━━ Given records
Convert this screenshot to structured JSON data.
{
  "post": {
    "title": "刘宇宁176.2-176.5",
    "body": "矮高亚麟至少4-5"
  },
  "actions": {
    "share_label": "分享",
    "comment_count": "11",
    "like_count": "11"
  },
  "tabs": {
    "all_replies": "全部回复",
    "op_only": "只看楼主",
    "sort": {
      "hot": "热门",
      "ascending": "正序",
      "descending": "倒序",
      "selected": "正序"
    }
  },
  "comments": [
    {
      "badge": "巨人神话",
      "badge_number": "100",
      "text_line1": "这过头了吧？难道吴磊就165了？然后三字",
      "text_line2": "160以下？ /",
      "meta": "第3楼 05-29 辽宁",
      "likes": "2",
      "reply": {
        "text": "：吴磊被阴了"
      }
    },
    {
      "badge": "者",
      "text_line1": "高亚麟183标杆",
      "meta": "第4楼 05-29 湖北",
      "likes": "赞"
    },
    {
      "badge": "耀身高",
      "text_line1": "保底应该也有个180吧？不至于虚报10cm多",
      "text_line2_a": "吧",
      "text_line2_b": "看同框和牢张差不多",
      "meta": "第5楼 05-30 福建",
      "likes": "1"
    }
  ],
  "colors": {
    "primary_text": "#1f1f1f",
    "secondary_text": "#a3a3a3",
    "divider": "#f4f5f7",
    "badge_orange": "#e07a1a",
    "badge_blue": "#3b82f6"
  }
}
━━━━
Goal → Transcribe each entry exactly.

Task solution →
Convert this screenshot to structured JSON data.
{
  "post": {
    "title": "刘宇宁176.2-176.5",
    "body": "矮高亚麟至少4-5"
  },
  "actions": {
    "share_label": "分享",
    "comment_count": "11",
    "like_count": "11"
  },
  "tabs": {
    "all_replies": "全部回复",
    "op_only": "只看楼主",
    "sort": {
      "hot": "热门",
      "ascending": "正序",
      "descending": "倒序",
      "selected": "正序"
    }
  },
  "comments": [
    {
      "badge": "巨人神话",
      "badge_number": "100",
      "text_line1": "这过头了吧？难道吴磊就165了？然后三字",
      "text_line2": "160以下？ /",
      "meta": "第3楼 05-29 辽宁",
      "likes": "2",
      "reply": {
        "text": "：吴磊被阴了"
      }
    },
    {
      "badge": "者",
      "text_line1": "高亚麟183标杆",
      "meta": "第4楼 05-29 湖北",
      "likes": "赞"
    },
    {
      "badge": "耀身高",
      "text_line1": "保底应该也有个180吧？不至于虚报10cm多",
      "text_line2_a": "吧",
      "text_line2_b": "看同框和牢张差不多",
      "meta": "第5楼 05-30 福建",
      "likes": "1"
    }
  ],
  "colors": {
    "primary_text": "#1f1f1f",
    "secondary_text": "#a3a3a3",
    "divider": "#f4f5f7",
    "badge_orange": "#e07a1a",
    "badge_blue": "#3b82f6"
  }
}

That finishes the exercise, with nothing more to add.